Items from a figure collection:
## Begin
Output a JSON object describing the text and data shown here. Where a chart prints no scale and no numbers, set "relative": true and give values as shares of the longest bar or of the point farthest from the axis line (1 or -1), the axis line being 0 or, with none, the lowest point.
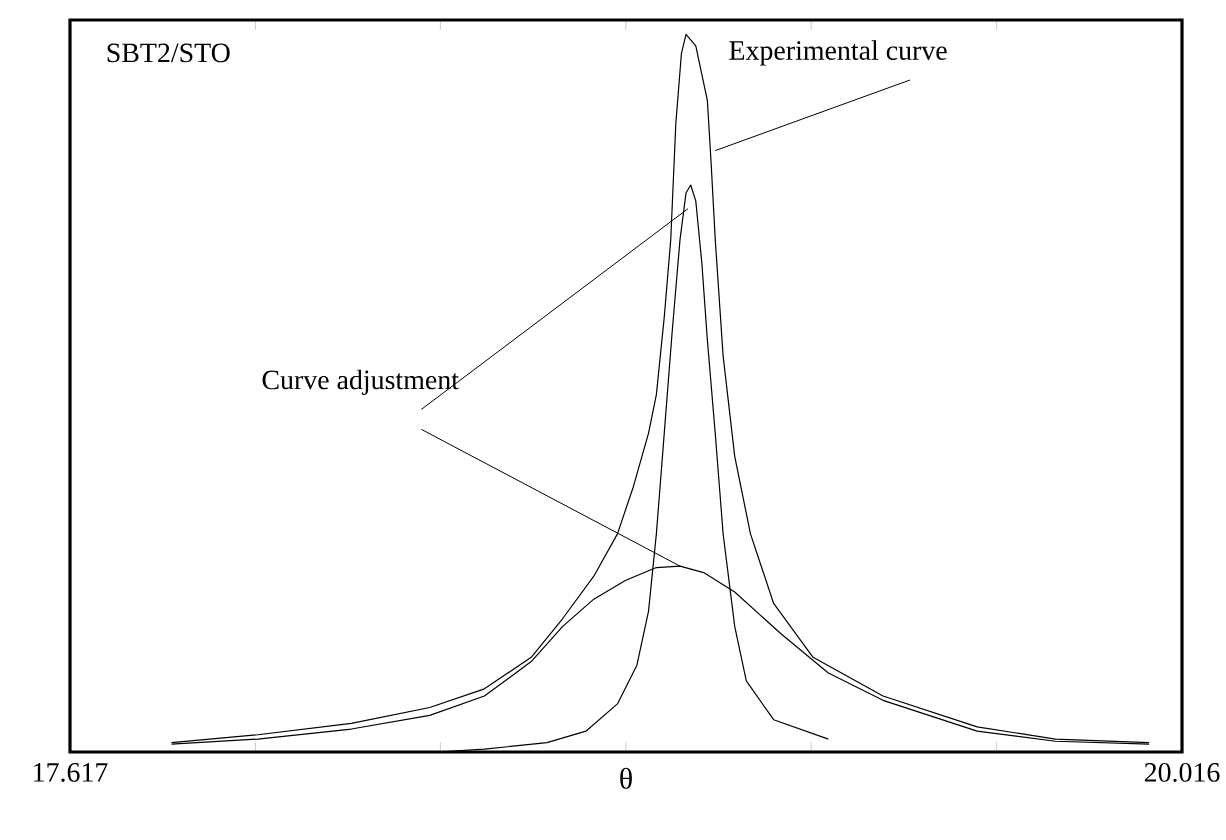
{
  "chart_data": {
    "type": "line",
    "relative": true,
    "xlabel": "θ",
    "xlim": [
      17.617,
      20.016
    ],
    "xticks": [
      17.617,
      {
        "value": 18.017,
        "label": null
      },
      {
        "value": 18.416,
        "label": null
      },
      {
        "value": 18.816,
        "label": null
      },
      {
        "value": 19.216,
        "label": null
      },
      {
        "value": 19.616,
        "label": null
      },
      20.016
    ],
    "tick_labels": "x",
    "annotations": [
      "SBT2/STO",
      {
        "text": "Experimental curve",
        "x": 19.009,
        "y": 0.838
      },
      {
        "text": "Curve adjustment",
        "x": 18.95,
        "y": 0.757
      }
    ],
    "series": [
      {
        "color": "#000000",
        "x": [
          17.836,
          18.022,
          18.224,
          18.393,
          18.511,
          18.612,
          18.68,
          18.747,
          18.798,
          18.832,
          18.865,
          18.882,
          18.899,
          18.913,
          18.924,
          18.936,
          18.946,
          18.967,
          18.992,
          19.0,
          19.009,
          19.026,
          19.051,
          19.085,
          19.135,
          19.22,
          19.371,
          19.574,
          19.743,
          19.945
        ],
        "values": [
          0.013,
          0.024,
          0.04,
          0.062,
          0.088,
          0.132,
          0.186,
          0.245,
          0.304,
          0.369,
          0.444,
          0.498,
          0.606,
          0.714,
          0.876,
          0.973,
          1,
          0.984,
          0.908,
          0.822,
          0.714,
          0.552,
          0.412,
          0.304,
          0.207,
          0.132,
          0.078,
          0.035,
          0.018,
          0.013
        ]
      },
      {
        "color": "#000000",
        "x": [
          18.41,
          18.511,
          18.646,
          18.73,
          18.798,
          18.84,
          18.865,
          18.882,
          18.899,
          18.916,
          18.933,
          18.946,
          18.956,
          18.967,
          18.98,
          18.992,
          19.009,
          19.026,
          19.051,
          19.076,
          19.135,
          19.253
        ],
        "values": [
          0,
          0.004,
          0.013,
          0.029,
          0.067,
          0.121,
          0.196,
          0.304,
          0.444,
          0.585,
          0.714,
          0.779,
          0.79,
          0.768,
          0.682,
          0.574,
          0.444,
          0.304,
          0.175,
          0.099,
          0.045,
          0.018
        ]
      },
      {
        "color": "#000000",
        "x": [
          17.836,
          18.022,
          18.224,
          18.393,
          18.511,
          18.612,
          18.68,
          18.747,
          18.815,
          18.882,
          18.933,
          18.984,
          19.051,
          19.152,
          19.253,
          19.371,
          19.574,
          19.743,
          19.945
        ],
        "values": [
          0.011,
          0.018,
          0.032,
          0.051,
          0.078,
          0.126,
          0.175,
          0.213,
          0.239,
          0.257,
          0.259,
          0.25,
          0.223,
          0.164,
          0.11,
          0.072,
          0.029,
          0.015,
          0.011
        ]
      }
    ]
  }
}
## End
▸ **AIM OF THE TASK**:
Every entry above should be duplicated exactly. Do not include the images.

▸ **SOLUTION TO THE EXERCISE**:
Output a JSON object describing the text and data shown here. Where a chart prints no scale and no numbers, set "relative": true and give values as shares of the longest bar or of the point farthest from the axis line (1 or -1), the axis line being 0 or, with none, the lowest point.
{
  "chart_data": {
    "type": "line",
    "relative": true,
    "xlabel": "θ",
    "xlim": [
      17.617,
      20.016
    ],
    "xticks": [
      17.617,
      {
        "value": 18.017,
        "label": null
      },
      {
        "value": 18.416,
        "label": null
      },
      {
        "value": 18.816,
        "label": null
      },
      {
        "value": 19.216,
        "label": null
      },
      {
        "value": 19.616,
        "label": null
      },
      20.016
    ],
    "tick_labels": "x",
    "annotations": [
      "SBT2/STO",
      {
        "text": "Experimental curve",
        "x": 19.009,
        "y": 0.838
      },
      {
        "text": "Curve adjustment",
        "x": 18.95,
        "y": 0.757
      }
    ],
    "series": [
      {
        "color": "#000000",
        "x": [
          17.836,
          18.022,
          18.224,
          18.393,
          18.511,
          18.612,
          18.68,
          18.747,
          18.798,
          18.832,
          18.865,
          18.882,
          18.899,
          18.913,
          18.924,
          18.936,
          18.946,
          18.967,
          18.992,
          19.0,
          19.009,
          19.026,
          19.051,
          19.085,
          19.135,
          19.22,
          19.371,
          19.574,
          19.743,
          19.945
        ],
        "values": [
          0.013,
          0.024,
          0.04,
          0.062,
          0.088,
          0.132,
          0.186,
          0.245,
          0.304,
          0.369,
          0.444,
          0.498,
          0.606,
          0.714,
          0.876,
          0.973,
          1,
          0.984,
          0.908,
          0.822,
          0.714,
          0.552,
          0.412,
          0.304,
          0.207,
          0.132,
          0.078,
          0.035,
          0.018,
          0.013
        ]
      },
      {
        "color": "#000000",
        "x": [
          18.41,
          18.511,
          18.646,
          18.73,
          18.798,
          18.84,
          18.865,
          18.882,
          18.899,
          18.916,
          18.933,
          18.946,
          18.956,
          18.967,
          18.98,
          18.992,
          19.009,
          19.026,
          19.051,
          19.076,
          19.135,
          19.253
        ],
        "values": [
          0,
          0.004,
          0.013,
          0.029,
          0.067,
          0.121,
          0.196,
          0.304,
          0.444,
          0.585,
          0.714,
          0.779,
          0.79,
          0.768,
          0.682,
          0.574,
          0.444,
          0.304,
          0.175,
          0.099,
          0.045,
          0.018
        ]
      },
      {
        "color": "#000000",
        "x": [
          17.836,
          18.022,
          18.224,
          18.393,
          18.511,
          18.612,
          18.68,
          18.747,
          18.815,
          18.882,
          18.933,
          18.984,
          19.051,
          19.152,
          19.253,
          19.371,
          19.574,
          19.743,
          19.945
        ],
        "values": [
          0.011,
          0.018,
          0.032,
          0.051,
          0.078,
          0.126,
          0.175,
          0.213,
          0.239,
          0.257,
          0.259,
          0.25,
          0.223,
          0.164,
          0.11,
          0.072,
          0.029,
          0.015,
          0.011
        ]
      }
    ]
  }
}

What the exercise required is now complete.